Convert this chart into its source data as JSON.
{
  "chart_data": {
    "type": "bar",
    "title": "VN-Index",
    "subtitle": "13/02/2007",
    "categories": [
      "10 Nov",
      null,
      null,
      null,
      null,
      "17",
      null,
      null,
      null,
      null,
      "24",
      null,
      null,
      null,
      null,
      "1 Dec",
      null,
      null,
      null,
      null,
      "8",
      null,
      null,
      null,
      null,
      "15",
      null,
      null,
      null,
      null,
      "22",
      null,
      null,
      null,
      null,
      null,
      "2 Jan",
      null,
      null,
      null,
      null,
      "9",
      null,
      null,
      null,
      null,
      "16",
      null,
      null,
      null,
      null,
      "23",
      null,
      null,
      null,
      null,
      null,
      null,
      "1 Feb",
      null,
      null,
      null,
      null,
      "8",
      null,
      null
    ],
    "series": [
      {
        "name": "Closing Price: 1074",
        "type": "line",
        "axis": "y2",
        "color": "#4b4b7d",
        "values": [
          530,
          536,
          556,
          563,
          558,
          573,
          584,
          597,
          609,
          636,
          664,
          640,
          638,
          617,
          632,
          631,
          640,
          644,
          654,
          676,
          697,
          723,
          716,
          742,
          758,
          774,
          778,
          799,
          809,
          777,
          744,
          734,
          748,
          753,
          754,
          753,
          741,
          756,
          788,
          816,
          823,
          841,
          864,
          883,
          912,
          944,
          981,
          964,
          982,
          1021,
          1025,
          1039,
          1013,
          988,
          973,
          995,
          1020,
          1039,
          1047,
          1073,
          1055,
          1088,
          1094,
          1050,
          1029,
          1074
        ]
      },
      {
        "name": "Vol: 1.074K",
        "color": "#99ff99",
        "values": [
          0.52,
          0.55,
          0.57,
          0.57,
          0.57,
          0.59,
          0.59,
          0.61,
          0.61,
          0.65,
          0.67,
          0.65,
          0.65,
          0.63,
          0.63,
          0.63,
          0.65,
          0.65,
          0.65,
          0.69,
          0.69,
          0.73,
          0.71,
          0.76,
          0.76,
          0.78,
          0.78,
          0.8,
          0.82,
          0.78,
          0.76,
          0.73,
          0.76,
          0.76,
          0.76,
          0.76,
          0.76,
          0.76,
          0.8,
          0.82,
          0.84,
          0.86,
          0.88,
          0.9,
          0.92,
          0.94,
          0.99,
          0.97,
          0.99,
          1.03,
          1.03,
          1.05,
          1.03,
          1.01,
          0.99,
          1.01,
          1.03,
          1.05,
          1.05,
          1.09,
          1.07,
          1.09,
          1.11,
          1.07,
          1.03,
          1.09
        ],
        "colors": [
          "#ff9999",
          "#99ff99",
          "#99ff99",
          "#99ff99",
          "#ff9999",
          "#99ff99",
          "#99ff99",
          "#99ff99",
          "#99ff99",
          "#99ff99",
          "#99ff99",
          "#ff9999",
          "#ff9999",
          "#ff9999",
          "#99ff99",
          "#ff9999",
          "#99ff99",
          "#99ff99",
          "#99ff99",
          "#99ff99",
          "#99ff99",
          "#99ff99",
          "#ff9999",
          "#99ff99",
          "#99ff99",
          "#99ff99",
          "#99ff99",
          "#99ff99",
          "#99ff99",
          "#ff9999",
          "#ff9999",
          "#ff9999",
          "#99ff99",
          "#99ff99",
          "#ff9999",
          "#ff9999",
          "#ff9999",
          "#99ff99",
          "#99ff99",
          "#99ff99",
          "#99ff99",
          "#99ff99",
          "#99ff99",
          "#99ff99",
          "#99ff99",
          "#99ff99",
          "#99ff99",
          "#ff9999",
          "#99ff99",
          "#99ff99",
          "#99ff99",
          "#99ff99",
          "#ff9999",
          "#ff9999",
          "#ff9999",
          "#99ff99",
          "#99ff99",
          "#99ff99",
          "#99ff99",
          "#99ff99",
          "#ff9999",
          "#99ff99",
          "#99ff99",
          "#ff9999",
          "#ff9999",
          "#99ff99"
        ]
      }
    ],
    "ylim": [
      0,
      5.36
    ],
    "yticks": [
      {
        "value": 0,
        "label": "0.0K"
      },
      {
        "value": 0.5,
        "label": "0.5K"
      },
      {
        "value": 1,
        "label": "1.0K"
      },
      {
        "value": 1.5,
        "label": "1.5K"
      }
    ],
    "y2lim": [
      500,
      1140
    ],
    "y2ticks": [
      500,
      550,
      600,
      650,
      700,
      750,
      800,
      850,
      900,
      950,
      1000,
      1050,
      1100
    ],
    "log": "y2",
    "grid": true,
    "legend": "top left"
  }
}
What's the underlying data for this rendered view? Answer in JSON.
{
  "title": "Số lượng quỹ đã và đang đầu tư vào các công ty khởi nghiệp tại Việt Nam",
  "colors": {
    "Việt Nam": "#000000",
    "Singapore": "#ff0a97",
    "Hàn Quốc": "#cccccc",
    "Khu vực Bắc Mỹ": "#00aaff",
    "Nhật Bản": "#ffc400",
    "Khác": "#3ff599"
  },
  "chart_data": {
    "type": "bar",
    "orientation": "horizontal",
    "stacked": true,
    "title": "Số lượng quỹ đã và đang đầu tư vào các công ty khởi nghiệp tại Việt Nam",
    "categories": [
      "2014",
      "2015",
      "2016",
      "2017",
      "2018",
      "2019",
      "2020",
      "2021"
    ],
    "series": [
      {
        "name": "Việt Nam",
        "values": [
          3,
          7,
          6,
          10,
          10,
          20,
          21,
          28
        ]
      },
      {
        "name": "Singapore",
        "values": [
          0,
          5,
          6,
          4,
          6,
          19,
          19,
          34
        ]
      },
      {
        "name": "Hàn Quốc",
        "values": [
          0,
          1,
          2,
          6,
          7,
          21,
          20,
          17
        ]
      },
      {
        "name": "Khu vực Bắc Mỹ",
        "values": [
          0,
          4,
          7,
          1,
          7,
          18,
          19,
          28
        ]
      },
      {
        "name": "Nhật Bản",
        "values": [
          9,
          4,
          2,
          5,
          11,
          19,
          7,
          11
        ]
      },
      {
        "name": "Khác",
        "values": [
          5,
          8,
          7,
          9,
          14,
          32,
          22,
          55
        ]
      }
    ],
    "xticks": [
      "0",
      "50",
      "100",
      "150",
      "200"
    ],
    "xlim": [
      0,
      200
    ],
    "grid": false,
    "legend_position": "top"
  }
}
· · · ·
**Written task**
Repeat the preceding lines exactly, please, every one of them.

**Completed task**
Convert this chart into its source data as JSON.
{
  "chart_data": {
    "type": "bar",
    "title": "VN-Index",
    "subtitle": "13/02/2007",
    "categories": [
      "10 Nov",
      null,
      null,
      null,
      null,
      "17",
      null,
      null,
      null,
      null,
      "24",
      null,
      null,
      null,
      null,
      "1 Dec",
      null,
      null,
      null,
      null,
      "8",
      null,
      null,
      null,
      null,
      "15",
      null,
      null,
      null,
      null,
      "22",
      null,
      null,
      null,
      null,
      null,
      "2 Jan",
      null,
      null,
      null,
      null,
      "9",
      null,
      null,
      null,
      null,
      "16",
      null,
      null,
      null,
      null,
      "23",
      null,
      null,
      null,
      null,
      null,
      null,
      "1 Feb",
      null,
      null,
      null,
      null,
      "8",
      null,
      null
    ],
    "series": [
      {
        "name": "Closing Price: 1074",
        "type": "line",
        "axis": "y2",
        "color": "#4b4b7d",
        "values": [
          530,
          536,
          556,
          563,
          558,
          573,
          584,
          597,
          609,
          636,
          664,
          640,
          638,
          617,
          632,
          631,
          640,
          644,
          654,
          676,
          697,
          723,
          716,
          742,
          758,
          774,
          778,
          799,
          809,
          777,
          744,
          734,
          748,
          753,
          754,
          753,
          741,
          756,
          788,
          816,
          823,
          841,
          864,
          883,
          912,
          944,
          981,
          964,
          982,
          1021,
          1025,
          1039,
          1013,
          988,
          973,
          995,
          1020,
          1039,
          1047,
          1073,
          1055,
          1088,
          1094,
          1050,
          1029,
          1074
        ]
      },
      {
        "name": "Vol: 1.074K",
        "color": "#99ff99",
        "values": [
          0.52,
          0.55,
          0.57,
          0.57,
          0.57,
          0.59,
          0.59,
          0.61,
          0.61,
          0.65,
          0.67,
          0.65,
          0.65,
          0.63,
          0.63,
          0.63,
          0.65,
          0.65,
          0.65,
          0.69,
          0.69,
          0.73,
          0.71,
          0.76,
          0.76,
          0.78,
          0.78,
          0.8,
          0.82,
          0.78,
          0.76,
          0.73,
          0.76,
          0.76,
          0.76,
          0.76,
          0.76,
          0.76,
          0.8,
          0.82,
          0.84,
          0.86,
          0.88,
          0.9,
          0.92,
          0.94,
          0.99,
          0.97,
          0.99,
          1.03,
          1.03,
          1.05,
          1.03,
          1.01,
          0.99,
          1.01,
          1.03,
          1.05,
          1.05,
          1.09,
          1.07,
          1.09,
          1.11,
          1.07,
          1.03,
          1.09
        ],
        "colors": [
          "#ff9999",
          "#99ff99",
          "#99ff99",
          "#99ff99",
          "#ff9999",
          "#99ff99",
          "#99ff99",
          "#99ff99",
          "#99ff99",
          "#99ff99",
          "#99ff99",
          "#ff9999",
          "#ff9999",
          "#ff9999",
          "#99ff99",
          "#ff9999",
          "#99ff99",
          "#99ff99",
          "#99ff99",
          "#99ff99",
          "#99ff99",
          "#99ff99",
          "#ff9999",
          "#99ff99",
          "#99ff99",
          "#99ff99",
          "#99ff99",
          "#99ff99",
          "#99ff99",
          "#ff9999",
          "#ff9999",
          "#ff9999",
          "#99ff99",
          "#99ff99",
          "#ff9999",
          "#ff9999",
          "#ff9999",
          "#99ff99",
          "#99ff99",
          "#99ff99",
          "#99ff99",
          "#99ff99",
          "#99ff99",
          "#99ff99",
          "#99ff99",
          "#99ff99",
          "#99ff99",
          "#ff9999",
          "#99ff99",
          "#99ff99",
          "#99ff99",
          "#99ff99",
          "#ff9999",
          "#ff9999",
          "#ff9999",
          "#99ff99",
          "#99ff99",
          "#99ff99",
          "#99ff99",
          "#99ff99",
          "#ff9999",
          "#99ff99",
          "#99ff99",
          "#ff9999",
          "#ff9999",
          "#99ff99"
        ]
      }
    ],
    "ylim": [
      0,
      5.36
    ],
    "yticks": [
      {
        "value": 0,
        "label": "0.0K"
      },
      {
        "value": 0.5,
        "label": "0.5K"
      },
      {
        "value": 1,
        "label": "1.0K"
      },
      {
        "value": 1.5,
        "label": "1.5K"
      }
    ],
    "y2lim": [
      500,
      1140
    ],
    "y2ticks": [
      500,
      550,
      600,
      650,
      700,
      750,
      800,
      850,
      900,
      950,
      1000,
      1050,
      1100
    ],
    "log": "y2",
    "grid": true,
    "legend": "top left"
  }
}
What's the underlying data for this rendered view? Answer in JSON.
{
  "title": "Số lượng quỹ đã và đang đầu tư vào các công ty khởi nghiệp tại Việt Nam",
  "colors": {
    "Việt Nam": "#000000",
    "Singapore": "#ff0a97",
    "Hàn Quốc": "#cccccc",
    "Khu vực Bắc Mỹ": "#00aaff",
    "Nhật Bản": "#ffc400",
    "Khác": "#3ff599"
  },
  "chart_data": {
    "type": "bar",
    "orientation": "horizontal",
    "stacked": true,
    "title": "Số lượng quỹ đã và đang đầu tư vào các công ty khởi nghiệp tại Việt Nam",
    "categories": [
      "2014",
      "2015",
      "2016",
      "2017",
      "2018",
      "2019",
      "2020",
      "2021"
    ],
    "series": [
      {
        "name": "Việt Nam",
        "values": [
          3,
          7,
          6,
          10,
          10,
          20,
          21,
          28
        ]
      },
      {
        "name": "Singapore",
        "values": [
          0,
          5,
          6,
          4,
          6,
          19,
          19,
          34
        ]
      },
      {
        "name": "Hàn Quốc",
        "values": [
          0,
          1,
          2,
          6,
          7,
          21,
          20,
          17
        ]
      },
      {
        "name": "Khu vực Bắc Mỹ",
        "values": [
          0,
          4,
          7,
          1,
          7,
          18,
          19,
          28
        ]
      },
      {
        "name": "Nhật Bản",
        "values": [
          9,
          4,
          2,
          5,
          11,
          19,
          7,
          11
        ]
      },
      {
        "name": "Khác",
        "values": [
          5,
          8,
          7,
          9,
          14,
          32,
          22,
          55
        ]
      }
    ],
    "xticks": [
      "0",
      "50",
      "100",
      "150",
      "200"
    ],
    "xlim": [
      0,
      200
    ],
    "grid": false,
    "legend_position": "top"
  }
}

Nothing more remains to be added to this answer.